WHAT IS REQUIRED -
Search the listing below for the word "JSON" and copy each line that holds it.

PROVIDED RECORDS -
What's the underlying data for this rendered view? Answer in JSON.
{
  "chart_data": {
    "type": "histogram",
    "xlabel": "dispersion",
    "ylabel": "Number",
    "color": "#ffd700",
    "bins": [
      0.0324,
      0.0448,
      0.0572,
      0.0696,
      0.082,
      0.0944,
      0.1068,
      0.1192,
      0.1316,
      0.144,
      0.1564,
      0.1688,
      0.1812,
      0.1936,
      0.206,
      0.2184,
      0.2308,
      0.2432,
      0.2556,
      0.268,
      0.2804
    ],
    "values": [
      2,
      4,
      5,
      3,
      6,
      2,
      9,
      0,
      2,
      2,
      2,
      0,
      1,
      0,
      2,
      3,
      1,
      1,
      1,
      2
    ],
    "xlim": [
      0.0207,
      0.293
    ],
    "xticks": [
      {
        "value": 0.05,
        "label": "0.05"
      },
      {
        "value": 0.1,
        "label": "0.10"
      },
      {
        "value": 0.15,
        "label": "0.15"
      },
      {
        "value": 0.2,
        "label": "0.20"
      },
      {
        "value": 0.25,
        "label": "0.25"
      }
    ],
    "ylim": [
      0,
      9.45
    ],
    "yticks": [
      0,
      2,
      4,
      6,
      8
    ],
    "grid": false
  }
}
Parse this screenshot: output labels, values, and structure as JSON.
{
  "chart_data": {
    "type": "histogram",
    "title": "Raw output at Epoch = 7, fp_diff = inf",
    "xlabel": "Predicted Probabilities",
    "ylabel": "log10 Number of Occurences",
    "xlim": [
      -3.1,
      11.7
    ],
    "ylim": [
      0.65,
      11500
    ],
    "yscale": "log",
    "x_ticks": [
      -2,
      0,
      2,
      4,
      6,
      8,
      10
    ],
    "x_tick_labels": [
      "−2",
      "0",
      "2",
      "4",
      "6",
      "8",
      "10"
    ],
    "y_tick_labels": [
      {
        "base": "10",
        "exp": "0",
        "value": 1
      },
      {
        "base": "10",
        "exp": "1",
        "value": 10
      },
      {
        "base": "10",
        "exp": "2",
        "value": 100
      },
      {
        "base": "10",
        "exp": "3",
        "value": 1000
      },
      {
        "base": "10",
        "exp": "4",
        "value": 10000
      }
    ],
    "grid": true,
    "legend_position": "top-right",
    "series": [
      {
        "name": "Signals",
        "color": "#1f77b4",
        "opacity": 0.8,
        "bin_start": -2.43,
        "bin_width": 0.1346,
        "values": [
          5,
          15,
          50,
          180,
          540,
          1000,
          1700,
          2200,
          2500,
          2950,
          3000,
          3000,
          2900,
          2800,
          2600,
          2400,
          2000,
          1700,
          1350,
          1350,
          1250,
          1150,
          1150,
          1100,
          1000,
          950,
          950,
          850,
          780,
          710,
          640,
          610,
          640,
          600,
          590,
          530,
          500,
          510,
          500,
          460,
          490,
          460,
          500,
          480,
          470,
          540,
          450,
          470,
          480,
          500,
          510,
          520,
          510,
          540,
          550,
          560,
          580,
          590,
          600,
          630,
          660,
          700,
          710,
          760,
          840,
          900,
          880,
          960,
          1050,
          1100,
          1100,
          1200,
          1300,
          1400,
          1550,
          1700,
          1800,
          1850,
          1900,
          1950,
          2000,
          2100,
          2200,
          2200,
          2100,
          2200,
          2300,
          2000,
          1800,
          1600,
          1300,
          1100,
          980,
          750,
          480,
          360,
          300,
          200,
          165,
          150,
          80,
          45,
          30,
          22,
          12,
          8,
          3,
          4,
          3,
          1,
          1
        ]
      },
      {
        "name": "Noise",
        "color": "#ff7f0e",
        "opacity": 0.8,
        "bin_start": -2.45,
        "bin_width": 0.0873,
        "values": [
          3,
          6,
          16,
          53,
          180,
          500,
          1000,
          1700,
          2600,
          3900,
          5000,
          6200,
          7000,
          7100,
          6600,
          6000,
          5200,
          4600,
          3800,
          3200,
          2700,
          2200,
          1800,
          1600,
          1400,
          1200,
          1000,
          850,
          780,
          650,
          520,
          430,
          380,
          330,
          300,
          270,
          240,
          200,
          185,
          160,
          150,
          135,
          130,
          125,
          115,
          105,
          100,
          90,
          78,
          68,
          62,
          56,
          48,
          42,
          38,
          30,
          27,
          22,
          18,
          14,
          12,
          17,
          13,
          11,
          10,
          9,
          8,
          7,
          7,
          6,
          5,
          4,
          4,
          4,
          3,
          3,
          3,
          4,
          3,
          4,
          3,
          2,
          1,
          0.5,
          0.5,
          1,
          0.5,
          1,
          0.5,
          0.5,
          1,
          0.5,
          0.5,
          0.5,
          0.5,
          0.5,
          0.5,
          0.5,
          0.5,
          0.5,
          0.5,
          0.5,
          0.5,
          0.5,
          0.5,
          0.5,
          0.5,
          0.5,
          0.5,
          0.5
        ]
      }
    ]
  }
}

THE REPLY -
What's the underlying data for this rendered view? Answer in JSON.
Parse this screenshot: output labels, values, and structure as JSON.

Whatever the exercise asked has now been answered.